→ **DIRECTION**
Go through the listing beneath this task and return every line that carries the string "pentru".

++++ DATASET RECORDS

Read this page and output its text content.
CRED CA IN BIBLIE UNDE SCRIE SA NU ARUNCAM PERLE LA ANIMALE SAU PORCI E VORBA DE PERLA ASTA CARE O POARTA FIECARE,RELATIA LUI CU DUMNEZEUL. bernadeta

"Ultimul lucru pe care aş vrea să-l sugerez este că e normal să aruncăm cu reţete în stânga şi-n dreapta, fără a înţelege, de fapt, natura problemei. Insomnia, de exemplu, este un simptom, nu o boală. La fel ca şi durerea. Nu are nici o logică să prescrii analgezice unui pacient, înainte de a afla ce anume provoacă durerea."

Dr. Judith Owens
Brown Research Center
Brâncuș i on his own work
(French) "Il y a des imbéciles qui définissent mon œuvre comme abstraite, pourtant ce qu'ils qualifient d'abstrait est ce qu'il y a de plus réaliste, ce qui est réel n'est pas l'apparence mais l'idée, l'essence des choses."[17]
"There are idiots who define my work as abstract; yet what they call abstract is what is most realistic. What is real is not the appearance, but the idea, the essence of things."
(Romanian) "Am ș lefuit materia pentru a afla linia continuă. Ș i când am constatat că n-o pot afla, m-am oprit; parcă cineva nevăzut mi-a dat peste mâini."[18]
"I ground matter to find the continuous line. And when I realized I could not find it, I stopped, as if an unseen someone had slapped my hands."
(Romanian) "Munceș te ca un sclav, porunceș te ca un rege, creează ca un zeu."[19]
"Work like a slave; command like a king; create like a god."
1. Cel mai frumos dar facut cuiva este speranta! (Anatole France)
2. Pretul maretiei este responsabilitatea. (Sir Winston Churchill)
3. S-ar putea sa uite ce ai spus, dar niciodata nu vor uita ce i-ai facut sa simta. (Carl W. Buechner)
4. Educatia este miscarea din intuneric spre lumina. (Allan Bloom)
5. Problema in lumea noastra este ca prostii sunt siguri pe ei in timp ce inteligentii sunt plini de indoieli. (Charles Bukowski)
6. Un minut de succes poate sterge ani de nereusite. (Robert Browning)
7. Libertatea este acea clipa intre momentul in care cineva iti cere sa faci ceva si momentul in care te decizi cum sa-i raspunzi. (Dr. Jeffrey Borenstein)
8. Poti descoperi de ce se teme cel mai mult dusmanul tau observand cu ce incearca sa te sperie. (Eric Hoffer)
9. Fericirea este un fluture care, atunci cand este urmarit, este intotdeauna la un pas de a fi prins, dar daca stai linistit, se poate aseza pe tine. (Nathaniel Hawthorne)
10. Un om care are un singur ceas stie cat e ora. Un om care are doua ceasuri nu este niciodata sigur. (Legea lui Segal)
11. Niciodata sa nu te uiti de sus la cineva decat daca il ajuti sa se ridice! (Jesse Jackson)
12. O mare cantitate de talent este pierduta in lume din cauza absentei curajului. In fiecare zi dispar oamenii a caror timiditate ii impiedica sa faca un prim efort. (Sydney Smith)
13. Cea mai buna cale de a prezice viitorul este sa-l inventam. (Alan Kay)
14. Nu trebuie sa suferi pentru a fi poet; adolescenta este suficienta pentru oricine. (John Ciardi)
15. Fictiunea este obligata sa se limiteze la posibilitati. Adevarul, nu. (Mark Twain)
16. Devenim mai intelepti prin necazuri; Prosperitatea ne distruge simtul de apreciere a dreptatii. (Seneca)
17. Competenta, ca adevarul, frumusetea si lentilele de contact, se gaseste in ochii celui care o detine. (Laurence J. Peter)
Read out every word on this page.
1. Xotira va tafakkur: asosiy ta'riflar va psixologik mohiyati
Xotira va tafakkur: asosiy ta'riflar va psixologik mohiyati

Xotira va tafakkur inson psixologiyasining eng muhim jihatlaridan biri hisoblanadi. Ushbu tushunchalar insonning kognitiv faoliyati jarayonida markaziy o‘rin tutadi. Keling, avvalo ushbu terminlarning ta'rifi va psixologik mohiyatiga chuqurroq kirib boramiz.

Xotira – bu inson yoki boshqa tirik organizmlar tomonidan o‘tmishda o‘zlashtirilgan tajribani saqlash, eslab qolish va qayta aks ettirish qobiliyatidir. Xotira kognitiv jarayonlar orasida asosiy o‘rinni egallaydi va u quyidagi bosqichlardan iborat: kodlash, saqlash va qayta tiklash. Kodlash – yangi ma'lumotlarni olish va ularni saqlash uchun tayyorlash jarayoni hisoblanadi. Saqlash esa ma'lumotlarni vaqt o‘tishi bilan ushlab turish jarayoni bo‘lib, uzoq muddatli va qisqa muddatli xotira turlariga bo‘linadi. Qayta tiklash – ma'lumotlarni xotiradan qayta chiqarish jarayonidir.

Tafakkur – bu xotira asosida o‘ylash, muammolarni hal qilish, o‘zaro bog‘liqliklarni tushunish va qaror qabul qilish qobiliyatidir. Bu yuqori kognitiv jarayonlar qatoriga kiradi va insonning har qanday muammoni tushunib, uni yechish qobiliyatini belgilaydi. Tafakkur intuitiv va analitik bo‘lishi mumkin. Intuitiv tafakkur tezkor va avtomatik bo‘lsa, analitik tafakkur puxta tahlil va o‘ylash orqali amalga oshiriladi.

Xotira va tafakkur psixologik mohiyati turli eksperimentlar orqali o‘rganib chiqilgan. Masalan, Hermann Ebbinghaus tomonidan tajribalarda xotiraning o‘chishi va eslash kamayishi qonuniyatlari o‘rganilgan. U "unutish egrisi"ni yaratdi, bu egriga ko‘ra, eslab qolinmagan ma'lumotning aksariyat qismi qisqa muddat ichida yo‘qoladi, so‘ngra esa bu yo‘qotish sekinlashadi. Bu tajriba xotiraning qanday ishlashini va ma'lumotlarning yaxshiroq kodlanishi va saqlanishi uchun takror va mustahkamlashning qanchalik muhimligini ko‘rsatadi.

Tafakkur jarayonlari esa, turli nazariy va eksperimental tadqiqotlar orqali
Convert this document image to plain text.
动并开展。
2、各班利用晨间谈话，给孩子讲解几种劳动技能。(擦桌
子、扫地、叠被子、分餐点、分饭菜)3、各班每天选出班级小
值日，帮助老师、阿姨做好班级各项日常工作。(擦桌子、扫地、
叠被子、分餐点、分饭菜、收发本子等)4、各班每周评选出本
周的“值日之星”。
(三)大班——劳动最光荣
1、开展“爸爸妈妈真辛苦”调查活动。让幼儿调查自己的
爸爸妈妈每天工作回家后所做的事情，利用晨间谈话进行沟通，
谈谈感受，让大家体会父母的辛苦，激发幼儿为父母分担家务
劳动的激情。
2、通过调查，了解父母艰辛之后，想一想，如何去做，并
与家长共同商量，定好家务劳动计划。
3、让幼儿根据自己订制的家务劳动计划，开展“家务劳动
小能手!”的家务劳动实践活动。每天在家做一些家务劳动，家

++++++++

→ **ANSWER TO THE TASK**
(Romanian) "Am ș lefuit materia pentru a afla linia continuă. Ș i când am constatat că n-o pot afla, m-am oprit; parcă cineva nevăzut mi-a dat peste mâini."[18]
14. Nu trebuie sa suferi pentru a fi poet; adolescenta este suficienta pentru oricine. (John Ciardi)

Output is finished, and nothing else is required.